Output nothing but the lines from the one with "Convert this screenshot" through the one with "What data populates", including both. Leave the pictures out of the copy.

## Start

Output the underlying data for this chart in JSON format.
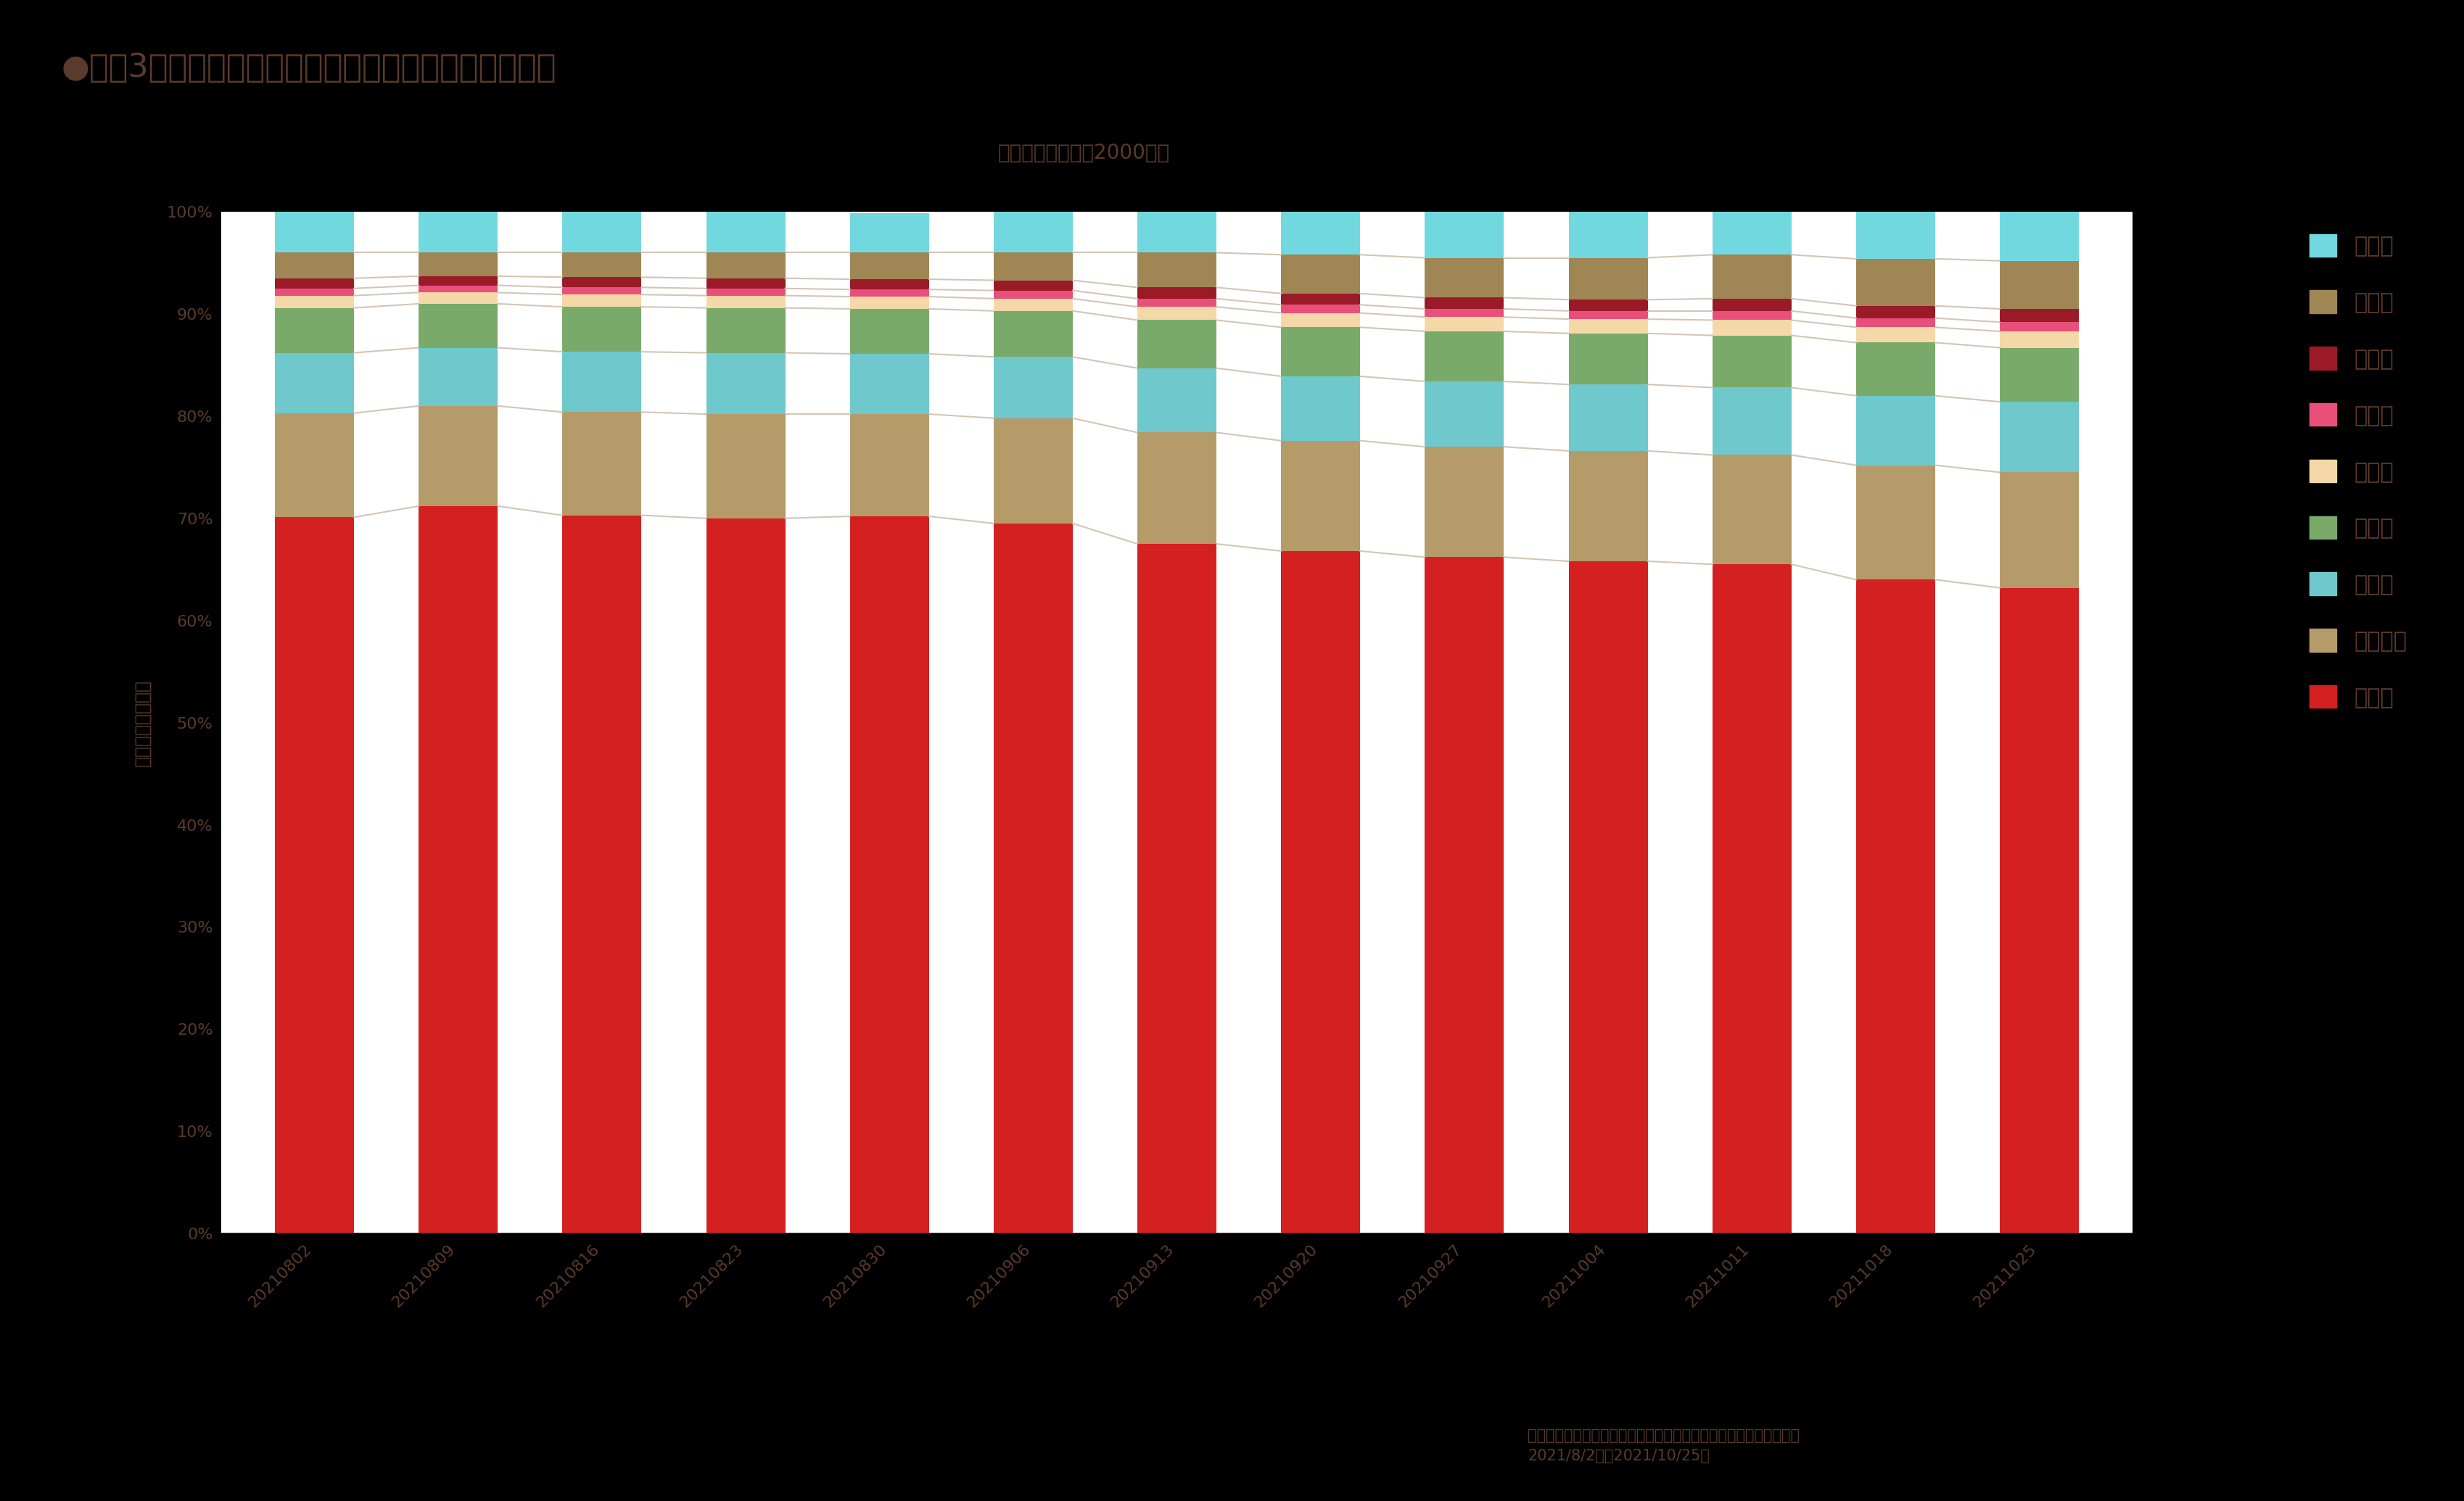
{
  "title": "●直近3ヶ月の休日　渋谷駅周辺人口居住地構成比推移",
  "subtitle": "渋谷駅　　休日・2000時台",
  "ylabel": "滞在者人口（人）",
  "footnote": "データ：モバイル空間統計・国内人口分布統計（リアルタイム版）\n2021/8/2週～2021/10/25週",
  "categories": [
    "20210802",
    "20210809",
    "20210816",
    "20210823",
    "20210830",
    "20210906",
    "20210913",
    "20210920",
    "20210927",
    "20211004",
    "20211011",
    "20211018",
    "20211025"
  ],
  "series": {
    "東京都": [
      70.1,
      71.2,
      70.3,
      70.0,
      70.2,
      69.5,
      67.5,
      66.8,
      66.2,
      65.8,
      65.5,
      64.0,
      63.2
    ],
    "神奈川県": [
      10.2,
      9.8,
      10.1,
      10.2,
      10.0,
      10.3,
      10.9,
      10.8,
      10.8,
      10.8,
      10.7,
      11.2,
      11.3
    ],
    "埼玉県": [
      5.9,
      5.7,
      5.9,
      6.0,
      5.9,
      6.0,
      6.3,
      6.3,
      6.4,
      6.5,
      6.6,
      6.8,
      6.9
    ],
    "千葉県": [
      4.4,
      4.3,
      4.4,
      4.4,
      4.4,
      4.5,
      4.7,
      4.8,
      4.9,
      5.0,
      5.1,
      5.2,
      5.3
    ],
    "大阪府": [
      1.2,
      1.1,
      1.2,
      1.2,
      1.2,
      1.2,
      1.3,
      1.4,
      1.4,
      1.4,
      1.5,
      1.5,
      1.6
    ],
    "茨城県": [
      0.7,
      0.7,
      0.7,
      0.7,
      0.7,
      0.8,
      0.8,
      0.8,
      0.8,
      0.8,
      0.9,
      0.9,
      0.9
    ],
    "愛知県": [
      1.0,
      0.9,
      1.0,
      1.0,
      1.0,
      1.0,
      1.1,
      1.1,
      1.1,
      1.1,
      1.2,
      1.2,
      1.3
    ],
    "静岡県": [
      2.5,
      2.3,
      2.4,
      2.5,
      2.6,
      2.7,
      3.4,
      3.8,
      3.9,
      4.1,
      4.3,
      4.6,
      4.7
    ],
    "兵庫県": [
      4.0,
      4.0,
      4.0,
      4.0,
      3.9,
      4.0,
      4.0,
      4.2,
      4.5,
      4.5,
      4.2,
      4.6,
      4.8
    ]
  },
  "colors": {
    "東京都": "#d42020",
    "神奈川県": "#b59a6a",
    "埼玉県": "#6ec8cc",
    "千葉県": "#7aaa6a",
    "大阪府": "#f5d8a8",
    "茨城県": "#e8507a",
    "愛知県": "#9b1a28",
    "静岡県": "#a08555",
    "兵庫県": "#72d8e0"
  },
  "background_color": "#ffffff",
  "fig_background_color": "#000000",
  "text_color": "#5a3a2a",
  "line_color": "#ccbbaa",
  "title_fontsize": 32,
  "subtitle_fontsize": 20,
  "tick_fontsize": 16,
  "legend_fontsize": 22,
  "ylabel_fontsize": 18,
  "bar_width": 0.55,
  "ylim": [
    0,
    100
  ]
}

## End
## Start

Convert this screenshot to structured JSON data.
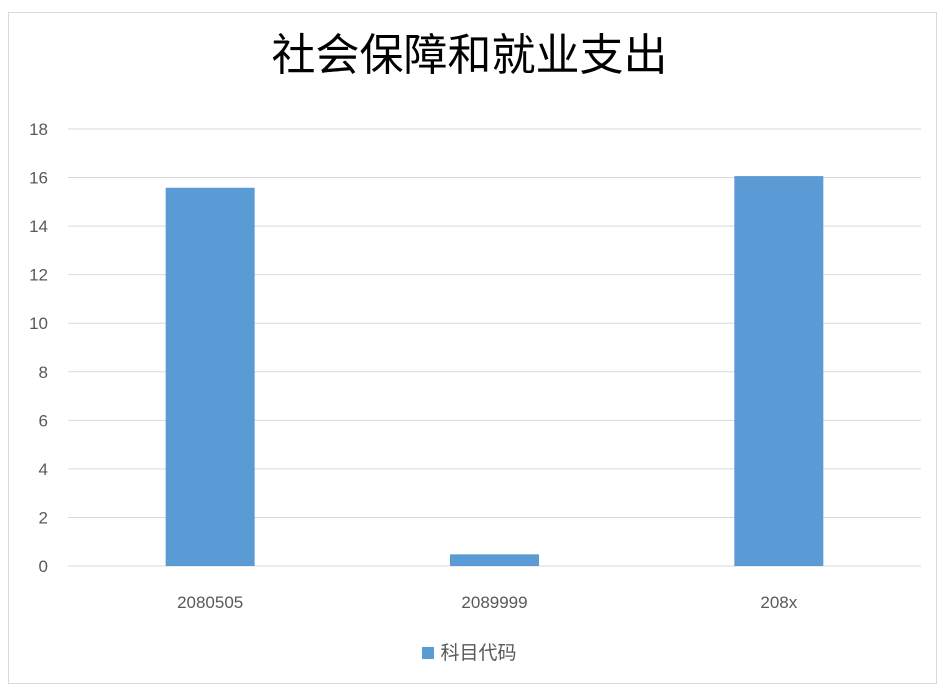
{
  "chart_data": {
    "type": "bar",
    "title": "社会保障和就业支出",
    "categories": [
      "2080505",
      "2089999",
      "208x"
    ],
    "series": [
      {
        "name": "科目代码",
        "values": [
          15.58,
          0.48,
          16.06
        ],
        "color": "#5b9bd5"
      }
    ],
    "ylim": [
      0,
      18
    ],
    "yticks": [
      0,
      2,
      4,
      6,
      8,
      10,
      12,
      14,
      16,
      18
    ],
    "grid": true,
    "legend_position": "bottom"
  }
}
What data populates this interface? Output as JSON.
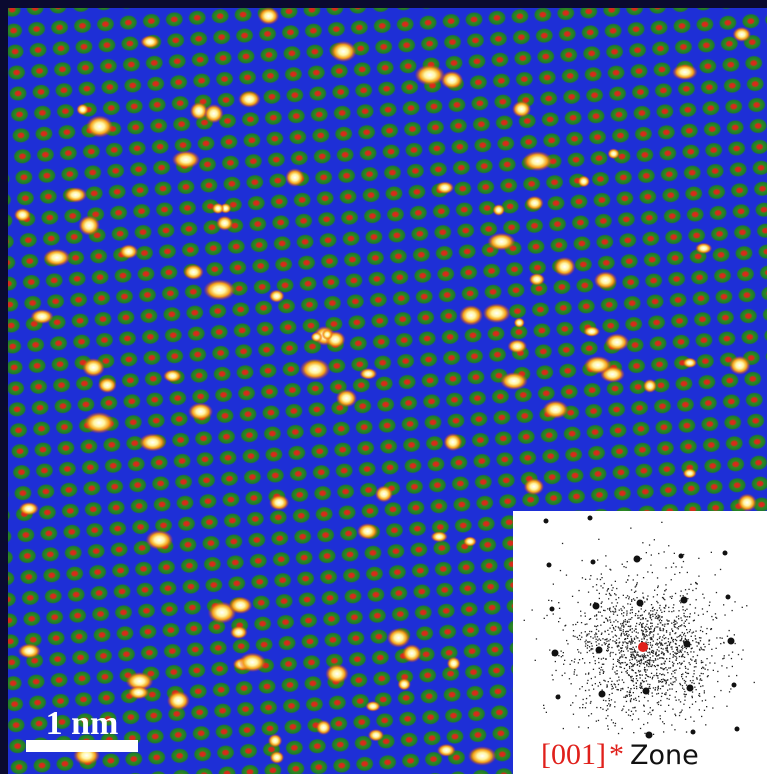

## End
## Start

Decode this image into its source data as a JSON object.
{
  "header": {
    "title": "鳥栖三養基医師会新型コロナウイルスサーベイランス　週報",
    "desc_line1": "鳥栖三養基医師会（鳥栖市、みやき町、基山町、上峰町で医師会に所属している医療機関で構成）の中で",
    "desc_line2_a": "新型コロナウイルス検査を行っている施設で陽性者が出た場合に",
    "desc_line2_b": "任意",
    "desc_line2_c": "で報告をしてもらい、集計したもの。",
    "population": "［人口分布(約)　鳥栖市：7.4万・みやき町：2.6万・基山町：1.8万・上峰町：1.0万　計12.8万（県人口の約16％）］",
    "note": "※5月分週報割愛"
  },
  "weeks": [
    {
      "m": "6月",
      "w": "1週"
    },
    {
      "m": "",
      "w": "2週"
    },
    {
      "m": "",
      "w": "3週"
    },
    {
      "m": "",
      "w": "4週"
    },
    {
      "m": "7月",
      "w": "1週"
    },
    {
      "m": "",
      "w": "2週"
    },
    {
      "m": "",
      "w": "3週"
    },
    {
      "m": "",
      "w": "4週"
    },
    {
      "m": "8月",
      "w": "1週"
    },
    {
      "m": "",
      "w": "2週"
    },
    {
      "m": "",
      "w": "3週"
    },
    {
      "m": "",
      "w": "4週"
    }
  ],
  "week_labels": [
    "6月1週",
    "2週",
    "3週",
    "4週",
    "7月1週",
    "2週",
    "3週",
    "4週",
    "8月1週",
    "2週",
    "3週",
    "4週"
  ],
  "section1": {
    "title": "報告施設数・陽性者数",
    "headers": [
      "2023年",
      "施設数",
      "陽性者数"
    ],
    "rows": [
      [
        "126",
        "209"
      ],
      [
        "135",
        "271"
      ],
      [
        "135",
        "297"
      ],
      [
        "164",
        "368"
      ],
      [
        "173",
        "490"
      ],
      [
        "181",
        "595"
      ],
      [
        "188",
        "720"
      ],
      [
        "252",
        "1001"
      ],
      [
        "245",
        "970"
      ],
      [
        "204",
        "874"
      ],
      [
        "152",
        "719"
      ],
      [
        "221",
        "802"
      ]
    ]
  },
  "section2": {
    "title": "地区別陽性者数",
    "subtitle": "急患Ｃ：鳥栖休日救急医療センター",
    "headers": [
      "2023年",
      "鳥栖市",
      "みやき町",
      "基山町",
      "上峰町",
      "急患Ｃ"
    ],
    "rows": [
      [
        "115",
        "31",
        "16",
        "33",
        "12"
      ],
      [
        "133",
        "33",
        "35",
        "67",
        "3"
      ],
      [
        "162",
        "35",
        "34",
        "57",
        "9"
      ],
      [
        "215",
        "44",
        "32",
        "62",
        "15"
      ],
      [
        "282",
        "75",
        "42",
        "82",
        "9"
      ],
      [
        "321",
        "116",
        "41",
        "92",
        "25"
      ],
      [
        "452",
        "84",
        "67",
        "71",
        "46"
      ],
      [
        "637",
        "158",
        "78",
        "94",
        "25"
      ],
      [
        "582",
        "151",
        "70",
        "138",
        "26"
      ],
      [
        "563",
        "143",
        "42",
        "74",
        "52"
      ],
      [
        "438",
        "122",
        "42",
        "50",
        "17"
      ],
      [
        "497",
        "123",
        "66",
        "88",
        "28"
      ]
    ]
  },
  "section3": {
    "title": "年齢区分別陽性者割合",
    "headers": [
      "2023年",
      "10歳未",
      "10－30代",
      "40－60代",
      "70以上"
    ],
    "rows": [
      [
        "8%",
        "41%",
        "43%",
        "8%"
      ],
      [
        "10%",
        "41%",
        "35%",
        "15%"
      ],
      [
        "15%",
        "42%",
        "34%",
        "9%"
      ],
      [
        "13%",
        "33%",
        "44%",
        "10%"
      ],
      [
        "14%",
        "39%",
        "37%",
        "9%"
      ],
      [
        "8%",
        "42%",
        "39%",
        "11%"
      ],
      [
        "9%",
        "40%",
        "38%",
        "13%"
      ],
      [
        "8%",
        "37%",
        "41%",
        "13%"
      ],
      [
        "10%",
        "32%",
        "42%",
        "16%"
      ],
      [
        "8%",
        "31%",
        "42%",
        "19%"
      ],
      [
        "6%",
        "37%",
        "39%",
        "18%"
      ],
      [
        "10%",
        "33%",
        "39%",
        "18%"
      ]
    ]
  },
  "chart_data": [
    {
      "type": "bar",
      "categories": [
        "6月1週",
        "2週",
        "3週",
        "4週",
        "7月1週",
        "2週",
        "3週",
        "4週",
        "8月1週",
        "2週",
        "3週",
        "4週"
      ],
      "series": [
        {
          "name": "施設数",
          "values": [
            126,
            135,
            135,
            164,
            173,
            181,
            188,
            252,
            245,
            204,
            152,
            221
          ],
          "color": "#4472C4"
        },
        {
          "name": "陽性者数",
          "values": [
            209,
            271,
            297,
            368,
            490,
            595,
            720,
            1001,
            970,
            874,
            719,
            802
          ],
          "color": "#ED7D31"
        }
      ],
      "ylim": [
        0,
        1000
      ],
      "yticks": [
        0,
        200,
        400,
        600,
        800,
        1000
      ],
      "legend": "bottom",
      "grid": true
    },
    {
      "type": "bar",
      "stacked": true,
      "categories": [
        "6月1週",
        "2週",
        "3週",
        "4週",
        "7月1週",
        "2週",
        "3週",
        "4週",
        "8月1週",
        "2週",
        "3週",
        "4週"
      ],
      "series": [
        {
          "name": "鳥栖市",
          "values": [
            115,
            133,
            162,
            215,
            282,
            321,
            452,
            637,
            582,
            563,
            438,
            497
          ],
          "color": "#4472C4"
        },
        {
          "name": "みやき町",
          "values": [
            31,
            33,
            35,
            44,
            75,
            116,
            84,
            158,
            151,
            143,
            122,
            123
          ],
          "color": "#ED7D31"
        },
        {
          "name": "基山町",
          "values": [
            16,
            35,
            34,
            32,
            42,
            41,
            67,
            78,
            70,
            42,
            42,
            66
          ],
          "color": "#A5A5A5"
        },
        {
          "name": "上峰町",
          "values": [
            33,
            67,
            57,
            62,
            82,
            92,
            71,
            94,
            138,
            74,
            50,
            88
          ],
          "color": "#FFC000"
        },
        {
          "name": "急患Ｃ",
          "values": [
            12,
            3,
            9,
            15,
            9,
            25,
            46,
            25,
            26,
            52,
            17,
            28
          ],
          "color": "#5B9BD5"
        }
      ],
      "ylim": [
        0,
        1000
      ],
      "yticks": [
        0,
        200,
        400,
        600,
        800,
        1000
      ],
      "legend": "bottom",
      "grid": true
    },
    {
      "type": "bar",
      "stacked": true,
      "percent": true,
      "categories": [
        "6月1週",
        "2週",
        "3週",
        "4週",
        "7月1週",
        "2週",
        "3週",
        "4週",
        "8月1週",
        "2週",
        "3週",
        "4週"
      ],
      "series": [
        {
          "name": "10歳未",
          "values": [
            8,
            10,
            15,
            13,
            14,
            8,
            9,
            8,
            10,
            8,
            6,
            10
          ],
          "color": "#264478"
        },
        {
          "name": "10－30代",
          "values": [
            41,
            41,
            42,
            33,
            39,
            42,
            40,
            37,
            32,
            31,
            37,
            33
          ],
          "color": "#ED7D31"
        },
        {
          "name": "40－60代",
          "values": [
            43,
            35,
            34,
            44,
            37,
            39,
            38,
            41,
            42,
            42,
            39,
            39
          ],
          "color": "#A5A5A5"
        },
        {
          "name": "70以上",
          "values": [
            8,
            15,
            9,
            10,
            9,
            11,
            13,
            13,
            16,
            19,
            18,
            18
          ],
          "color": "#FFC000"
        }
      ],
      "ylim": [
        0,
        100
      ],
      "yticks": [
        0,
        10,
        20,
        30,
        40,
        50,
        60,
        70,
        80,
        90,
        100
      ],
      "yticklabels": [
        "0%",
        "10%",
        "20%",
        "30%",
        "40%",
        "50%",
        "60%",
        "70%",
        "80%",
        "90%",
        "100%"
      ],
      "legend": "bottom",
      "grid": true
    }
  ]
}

## End

ANSWER TO THE PROBLEM>
Convert this screenshot to structured JSON data.
{
  "chart_data": {
    "type": "bar",
    "title": "社会保障和就业支出",
    "categories": [
      "2080505",
      "2089999",
      "208x"
    ],
    "series": [
      {
        "name": "科目代码",
        "values": [
          15.58,
          0.48,
          16.06
        ],
        "color": "#5b9bd5"
      }
    ],
    "ylim": [
      0,
      18
    ],
    "yticks": [
      0,
      2,
      4,
      6,
      8,
      10,
      12,
      14,
      16,
      18
    ],
    "grid": true,
    "legend_position": "bottom"
  }
}
What data populates this interface? Output as JSON.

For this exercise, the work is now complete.